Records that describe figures

# # # # #

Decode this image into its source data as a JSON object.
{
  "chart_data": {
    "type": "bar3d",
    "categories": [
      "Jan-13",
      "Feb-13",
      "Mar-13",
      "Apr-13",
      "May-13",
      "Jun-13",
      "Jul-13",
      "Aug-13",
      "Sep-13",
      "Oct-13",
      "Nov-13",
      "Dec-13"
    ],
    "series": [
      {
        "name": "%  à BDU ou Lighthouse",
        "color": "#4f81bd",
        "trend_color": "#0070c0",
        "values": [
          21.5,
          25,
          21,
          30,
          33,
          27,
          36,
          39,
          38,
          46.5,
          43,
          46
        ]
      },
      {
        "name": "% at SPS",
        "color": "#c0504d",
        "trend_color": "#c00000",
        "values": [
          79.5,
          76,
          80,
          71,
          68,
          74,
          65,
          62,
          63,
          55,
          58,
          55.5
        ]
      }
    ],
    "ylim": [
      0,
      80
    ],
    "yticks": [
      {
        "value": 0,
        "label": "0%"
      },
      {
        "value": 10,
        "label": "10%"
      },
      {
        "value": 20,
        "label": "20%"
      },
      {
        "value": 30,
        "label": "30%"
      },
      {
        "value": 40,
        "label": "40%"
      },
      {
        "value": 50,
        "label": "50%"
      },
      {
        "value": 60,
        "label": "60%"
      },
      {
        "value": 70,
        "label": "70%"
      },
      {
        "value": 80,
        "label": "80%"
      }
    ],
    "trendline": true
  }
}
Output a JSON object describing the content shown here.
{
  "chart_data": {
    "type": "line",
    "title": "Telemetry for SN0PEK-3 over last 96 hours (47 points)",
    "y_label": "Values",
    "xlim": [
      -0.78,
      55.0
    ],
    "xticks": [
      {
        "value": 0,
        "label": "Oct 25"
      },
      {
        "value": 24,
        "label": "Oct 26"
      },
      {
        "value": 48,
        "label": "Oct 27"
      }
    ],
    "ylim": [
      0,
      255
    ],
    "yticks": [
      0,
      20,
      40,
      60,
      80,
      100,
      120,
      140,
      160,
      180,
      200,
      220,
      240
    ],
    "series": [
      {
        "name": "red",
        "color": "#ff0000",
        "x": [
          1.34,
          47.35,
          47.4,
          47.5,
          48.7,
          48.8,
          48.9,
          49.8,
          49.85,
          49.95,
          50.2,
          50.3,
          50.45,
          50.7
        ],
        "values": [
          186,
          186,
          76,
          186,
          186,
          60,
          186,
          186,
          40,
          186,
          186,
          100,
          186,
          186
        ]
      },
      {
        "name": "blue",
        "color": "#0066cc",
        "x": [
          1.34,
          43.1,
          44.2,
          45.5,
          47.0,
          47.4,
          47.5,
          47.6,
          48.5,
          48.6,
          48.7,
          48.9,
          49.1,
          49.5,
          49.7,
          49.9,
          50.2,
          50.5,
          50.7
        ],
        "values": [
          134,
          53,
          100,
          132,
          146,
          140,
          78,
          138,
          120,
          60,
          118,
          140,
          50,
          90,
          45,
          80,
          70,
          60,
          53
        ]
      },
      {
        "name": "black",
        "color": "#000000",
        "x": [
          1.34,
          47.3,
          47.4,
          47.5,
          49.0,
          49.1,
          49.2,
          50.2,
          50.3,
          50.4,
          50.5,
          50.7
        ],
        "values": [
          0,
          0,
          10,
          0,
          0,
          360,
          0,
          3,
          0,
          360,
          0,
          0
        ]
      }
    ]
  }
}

# # # # #

AIM OF THE EXERCISE
Identify all lines in the records above with the word "JSON".

ANSWER FOR THIS EXERCISE
Decode this image into its source data as a JSON object.
Output a JSON object describing the content shown here.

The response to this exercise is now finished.